====== DATA SUPPLIED

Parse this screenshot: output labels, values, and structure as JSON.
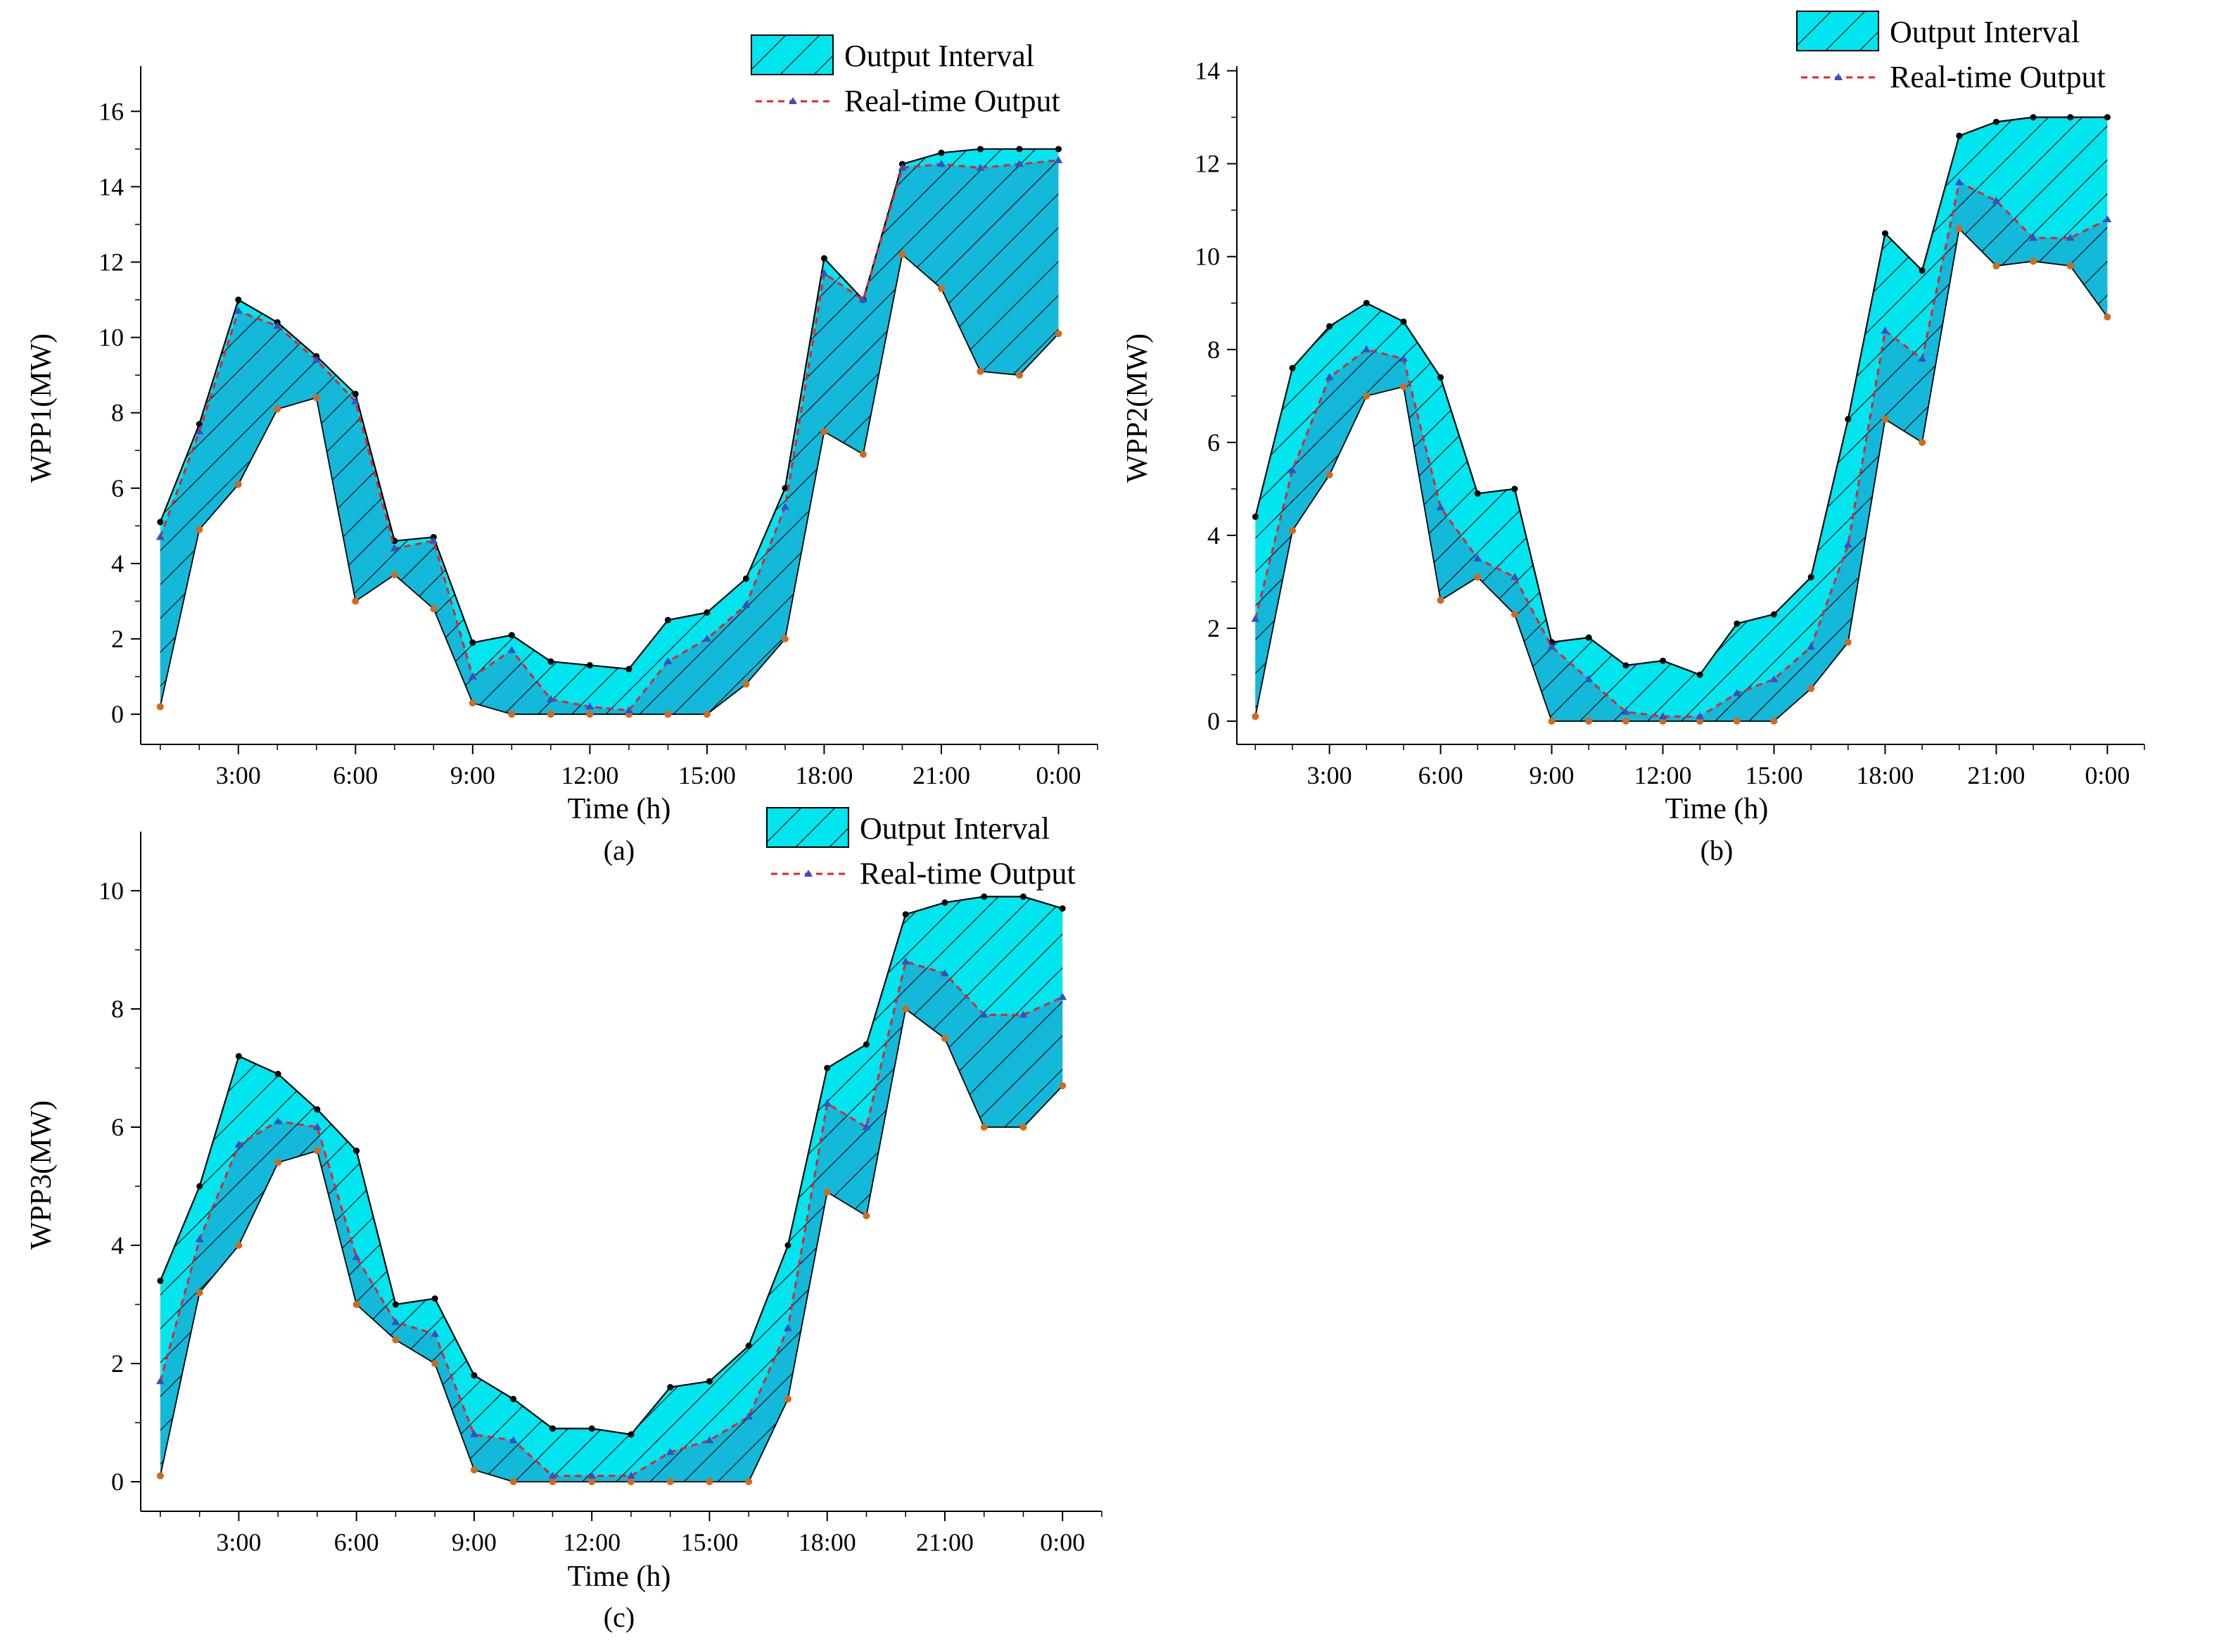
{
  "colors": {
    "interval_fill": "#00e5ee",
    "interval_overlap": "#1ba8d2",
    "upper_line": "#000000",
    "lower_marker": "#d2691e",
    "realtime_line": "#e8202a",
    "realtime_marker": "#3a4fbf"
  },
  "legend": {
    "interval_label": "Output Interval",
    "realtime_label": "Real-time Output"
  },
  "chart_data": [
    {
      "type": "area",
      "caption": "(a)",
      "title": "",
      "xlabel": "Time (h)",
      "ylabel": "WPP1(MW)",
      "xlim": [
        0.5,
        25
      ],
      "ylim": [
        -0.8,
        17.2
      ],
      "grid": false,
      "legend_position": "top-right",
      "xticks": [
        3,
        6,
        9,
        12,
        15,
        18,
        21,
        24
      ],
      "xticklabels": [
        "3:00",
        "6:00",
        "9:00",
        "12:00",
        "15:00",
        "18:00",
        "21:00",
        "0:00"
      ],
      "yticks": [
        0,
        2,
        4,
        6,
        8,
        10,
        12,
        14,
        16
      ],
      "yticklabels": [
        "0",
        "2",
        "4",
        "6",
        "8",
        "10",
        "12",
        "14",
        "16"
      ],
      "x": [
        1,
        2,
        3,
        4,
        5,
        6,
        7,
        8,
        9,
        10,
        11,
        12,
        13,
        14,
        15,
        16,
        17,
        18,
        19,
        20,
        21,
        22,
        23,
        24
      ],
      "series": [
        {
          "name": "Upper bound",
          "values": [
            5.1,
            7.7,
            11.0,
            10.4,
            9.5,
            8.5,
            4.6,
            4.7,
            1.9,
            2.1,
            1.4,
            1.3,
            1.2,
            2.5,
            2.7,
            3.6,
            6.0,
            12.1,
            11.0,
            14.6,
            14.9,
            15.0,
            15.0,
            15.0
          ]
        },
        {
          "name": "Lower bound",
          "values": [
            0.2,
            4.9,
            6.1,
            8.1,
            8.4,
            3.0,
            3.7,
            2.8,
            0.3,
            0.0,
            0.0,
            0.0,
            0.0,
            0.0,
            0.0,
            0.8,
            2.0,
            7.5,
            6.9,
            12.2,
            11.3,
            9.1,
            9.0,
            10.1
          ]
        },
        {
          "name": "Real-time Output",
          "values": [
            4.7,
            7.5,
            10.7,
            10.3,
            9.4,
            8.3,
            4.4,
            4.6,
            1.0,
            1.7,
            0.4,
            0.2,
            0.1,
            1.4,
            2.0,
            2.9,
            5.5,
            11.7,
            11.0,
            14.5,
            14.6,
            14.5,
            14.6,
            14.7
          ]
        }
      ]
    },
    {
      "type": "area",
      "caption": "(b)",
      "title": "",
      "xlabel": "Time (h)",
      "ylabel": "WPP2(MW)",
      "xlim": [
        0.5,
        25
      ],
      "ylim": [
        -0.5,
        14.1
      ],
      "grid": false,
      "legend_position": "top-right",
      "xticks": [
        3,
        6,
        9,
        12,
        15,
        18,
        21,
        24
      ],
      "xticklabels": [
        "3:00",
        "6:00",
        "9:00",
        "12:00",
        "15:00",
        "18:00",
        "21:00",
        "0:00"
      ],
      "yticks": [
        0,
        2,
        4,
        6,
        8,
        10,
        12,
        14
      ],
      "yticklabels": [
        "0",
        "2",
        "4",
        "6",
        "8",
        "10",
        "12",
        "14"
      ],
      "x": [
        1,
        2,
        3,
        4,
        5,
        6,
        7,
        8,
        9,
        10,
        11,
        12,
        13,
        14,
        15,
        16,
        17,
        18,
        19,
        20,
        21,
        22,
        23,
        24
      ],
      "series": [
        {
          "name": "Upper bound",
          "values": [
            4.4,
            7.6,
            8.5,
            9.0,
            8.6,
            7.4,
            4.9,
            5.0,
            1.7,
            1.8,
            1.2,
            1.3,
            1.0,
            2.1,
            2.3,
            3.1,
            6.5,
            10.5,
            9.7,
            12.6,
            12.9,
            13.0,
            13.0,
            13.0
          ]
        },
        {
          "name": "Lower bound",
          "values": [
            0.1,
            4.1,
            5.3,
            7.0,
            7.2,
            2.6,
            3.1,
            2.3,
            0.0,
            0.0,
            0.0,
            0.0,
            0.0,
            0.0,
            0.0,
            0.7,
            1.7,
            6.5,
            6.0,
            10.6,
            9.8,
            9.9,
            9.8,
            8.7
          ]
        },
        {
          "name": "Real-time Output",
          "values": [
            2.2,
            5.4,
            7.4,
            8.0,
            7.8,
            4.6,
            3.5,
            3.1,
            1.6,
            0.9,
            0.2,
            0.1,
            0.1,
            0.6,
            0.9,
            1.6,
            3.8,
            8.4,
            7.8,
            11.6,
            11.2,
            10.4,
            10.4,
            10.8
          ]
        }
      ]
    },
    {
      "type": "area",
      "caption": "(c)",
      "title": "",
      "xlabel": "Time (h)",
      "ylabel": "WPP3(MW)",
      "xlim": [
        0.5,
        25
      ],
      "ylim": [
        -0.5,
        11.0
      ],
      "grid": false,
      "legend_position": "top-right",
      "xticks": [
        3,
        6,
        9,
        12,
        15,
        18,
        21,
        24
      ],
      "xticklabels": [
        "3:00",
        "6:00",
        "9:00",
        "12:00",
        "15:00",
        "18:00",
        "21:00",
        "0:00"
      ],
      "yticks": [
        0,
        2,
        4,
        6,
        8,
        10
      ],
      "yticklabels": [
        "0",
        "2",
        "4",
        "6",
        "8",
        "10"
      ],
      "x": [
        1,
        2,
        3,
        4,
        5,
        6,
        7,
        8,
        9,
        10,
        11,
        12,
        13,
        14,
        15,
        16,
        17,
        18,
        19,
        20,
        21,
        22,
        23,
        24
      ],
      "series": [
        {
          "name": "Upper bound",
          "values": [
            3.4,
            5.0,
            7.2,
            6.9,
            6.3,
            5.6,
            3.0,
            3.1,
            1.8,
            1.4,
            0.9,
            0.9,
            0.8,
            1.6,
            1.7,
            2.3,
            4.0,
            7.0,
            7.4,
            9.6,
            9.8,
            9.9,
            9.9,
            9.7
          ]
        },
        {
          "name": "Lower bound",
          "values": [
            0.1,
            3.2,
            4.0,
            5.4,
            5.6,
            3.0,
            2.4,
            2.0,
            0.2,
            0.0,
            0.0,
            0.0,
            0.0,
            0.0,
            0.0,
            0.0,
            1.4,
            4.9,
            4.5,
            8.0,
            7.5,
            6.0,
            6.0,
            6.7
          ]
        },
        {
          "name": "Real-time Output",
          "values": [
            1.7,
            4.1,
            5.7,
            6.1,
            6.0,
            3.8,
            2.7,
            2.5,
            0.8,
            0.7,
            0.1,
            0.1,
            0.1,
            0.5,
            0.7,
            1.1,
            2.6,
            6.4,
            6.0,
            8.8,
            8.6,
            7.9,
            7.9,
            8.2
          ]
        }
      ]
    }
  ]
}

============

[TASK OBJECTIVE]
Your copy of the data should match it exactly, except that pictures are left out.

[FINISHED EXERCISE]
Parse this screenshot: output labels, values, and structure as JSON.
{
  "colors": {
    "interval_fill": "#00e5ee",
    "interval_overlap": "#1ba8d2",
    "upper_line": "#000000",
    "lower_marker": "#d2691e",
    "realtime_line": "#e8202a",
    "realtime_marker": "#3a4fbf"
  },
  "legend": {
    "interval_label": "Output Interval",
    "realtime_label": "Real-time Output"
  },
  "chart_data": [
    {
      "type": "area",
      "caption": "(a)",
      "title": "",
      "xlabel": "Time (h)",
      "ylabel": "WPP1(MW)",
      "xlim": [
        0.5,
        25
      ],
      "ylim": [
        -0.8,
        17.2
      ],
      "grid": false,
      "legend_position": "top-right",
      "xticks": [
        3,
        6,
        9,
        12,
        15,
        18,
        21,
        24
      ],
      "xticklabels": [
        "3:00",
        "6:00",
        "9:00",
        "12:00",
        "15:00",
        "18:00",
        "21:00",
        "0:00"
      ],
      "yticks": [
        0,
        2,
        4,
        6,
        8,
        10,
        12,
        14,
        16
      ],
      "yticklabels": [
        "0",
        "2",
        "4",
        "6",
        "8",
        "10",
        "12",
        "14",
        "16"
      ],
      "x": [
        1,
        2,
        3,
        4,
        5,
        6,
        7,
        8,
        9,
        10,
        11,
        12,
        13,
        14,
        15,
        16,
        17,
        18,
        19,
        20,
        21,
        22,
        23,
        24
      ],
      "series": [
        {
          "name": "Upper bound",
          "values": [
            5.1,
            7.7,
            11.0,
            10.4,
            9.5,
            8.5,
            4.6,
            4.7,
            1.9,
            2.1,
            1.4,
            1.3,
            1.2,
            2.5,
            2.7,
            3.6,
            6.0,
            12.1,
            11.0,
            14.6,
            14.9,
            15.0,
            15.0,
            15.0
          ]
        },
        {
          "name": "Lower bound",
          "values": [
            0.2,
            4.9,
            6.1,
            8.1,
            8.4,
            3.0,
            3.7,
            2.8,
            0.3,
            0.0,
            0.0,
            0.0,
            0.0,
            0.0,
            0.0,
            0.8,
            2.0,
            7.5,
            6.9,
            12.2,
            11.3,
            9.1,
            9.0,
            10.1
          ]
        },
        {
          "name": "Real-time Output",
          "values": [
            4.7,
            7.5,
            10.7,
            10.3,
            9.4,
            8.3,
            4.4,
            4.6,
            1.0,
            1.7,
            0.4,
            0.2,
            0.1,
            1.4,
            2.0,
            2.9,
            5.5,
            11.7,
            11.0,
            14.5,
            14.6,
            14.5,
            14.6,
            14.7
          ]
        }
      ]
    },
    {
      "type": "area",
      "caption": "(b)",
      "title": "",
      "xlabel": "Time (h)",
      "ylabel": "WPP2(MW)",
      "xlim": [
        0.5,
        25
      ],
      "ylim": [
        -0.5,
        14.1
      ],
      "grid": false,
      "legend_position": "top-right",
      "xticks": [
        3,
        6,
        9,
        12,
        15,
        18,
        21,
        24
      ],
      "xticklabels": [
        "3:00",
        "6:00",
        "9:00",
        "12:00",
        "15:00",
        "18:00",
        "21:00",
        "0:00"
      ],
      "yticks": [
        0,
        2,
        4,
        6,
        8,
        10,
        12,
        14
      ],
      "yticklabels": [
        "0",
        "2",
        "4",
        "6",
        "8",
        "10",
        "12",
        "14"
      ],
      "x": [
        1,
        2,
        3,
        4,
        5,
        6,
        7,
        8,
        9,
        10,
        11,
        12,
        13,
        14,
        15,
        16,
        17,
        18,
        19,
        20,
        21,
        22,
        23,
        24
      ],
      "series": [
        {
          "name": "Upper bound",
          "values": [
            4.4,
            7.6,
            8.5,
            9.0,
            8.6,
            7.4,
            4.9,
            5.0,
            1.7,
            1.8,
            1.2,
            1.3,
            1.0,
            2.1,
            2.3,
            3.1,
            6.5,
            10.5,
            9.7,
            12.6,
            12.9,
            13.0,
            13.0,
            13.0
          ]
        },
        {
          "name": "Lower bound",
          "values": [
            0.1,
            4.1,
            5.3,
            7.0,
            7.2,
            2.6,
            3.1,
            2.3,
            0.0,
            0.0,
            0.0,
            0.0,
            0.0,
            0.0,
            0.0,
            0.7,
            1.7,
            6.5,
            6.0,
            10.6,
            9.8,
            9.9,
            9.8,
            8.7
          ]
        },
        {
          "name": "Real-time Output",
          "values": [
            2.2,
            5.4,
            7.4,
            8.0,
            7.8,
            4.6,
            3.5,
            3.1,
            1.6,
            0.9,
            0.2,
            0.1,
            0.1,
            0.6,
            0.9,
            1.6,
            3.8,
            8.4,
            7.8,
            11.6,
            11.2,
            10.4,
            10.4,
            10.8
          ]
        }
      ]
    },
    {
      "type": "area",
      "caption": "(c)",
      "title": "",
      "xlabel": "Time (h)",
      "ylabel": "WPP3(MW)",
      "xlim": [
        0.5,
        25
      ],
      "ylim": [
        -0.5,
        11.0
      ],
      "grid": false,
      "legend_position": "top-right",
      "xticks": [
        3,
        6,
        9,
        12,
        15,
        18,
        21,
        24
      ],
      "xticklabels": [
        "3:00",
        "6:00",
        "9:00",
        "12:00",
        "15:00",
        "18:00",
        "21:00",
        "0:00"
      ],
      "yticks": [
        0,
        2,
        4,
        6,
        8,
        10
      ],
      "yticklabels": [
        "0",
        "2",
        "4",
        "6",
        "8",
        "10"
      ],
      "x": [
        1,
        2,
        3,
        4,
        5,
        6,
        7,
        8,
        9,
        10,
        11,
        12,
        13,
        14,
        15,
        16,
        17,
        18,
        19,
        20,
        21,
        22,
        23,
        24
      ],
      "series": [
        {
          "name": "Upper bound",
          "values": [
            3.4,
            5.0,
            7.2,
            6.9,
            6.3,
            5.6,
            3.0,
            3.1,
            1.8,
            1.4,
            0.9,
            0.9,
            0.8,
            1.6,
            1.7,
            2.3,
            4.0,
            7.0,
            7.4,
            9.6,
            9.8,
            9.9,
            9.9,
            9.7
          ]
        },
        {
          "name": "Lower bound",
          "values": [
            0.1,
            3.2,
            4.0,
            5.4,
            5.6,
            3.0,
            2.4,
            2.0,
            0.2,
            0.0,
            0.0,
            0.0,
            0.0,
            0.0,
            0.0,
            0.0,
            1.4,
            4.9,
            4.5,
            8.0,
            7.5,
            6.0,
            6.0,
            6.7
          ]
        },
        {
          "name": "Real-time Output",
          "values": [
            1.7,
            4.1,
            5.7,
            6.1,
            6.0,
            3.8,
            2.7,
            2.5,
            0.8,
            0.7,
            0.1,
            0.1,
            0.1,
            0.5,
            0.7,
            1.1,
            2.6,
            6.4,
            6.0,
            8.8,
            8.6,
            7.9,
            7.9,
            8.2
          ]
        }
      ]
    }
  ]
}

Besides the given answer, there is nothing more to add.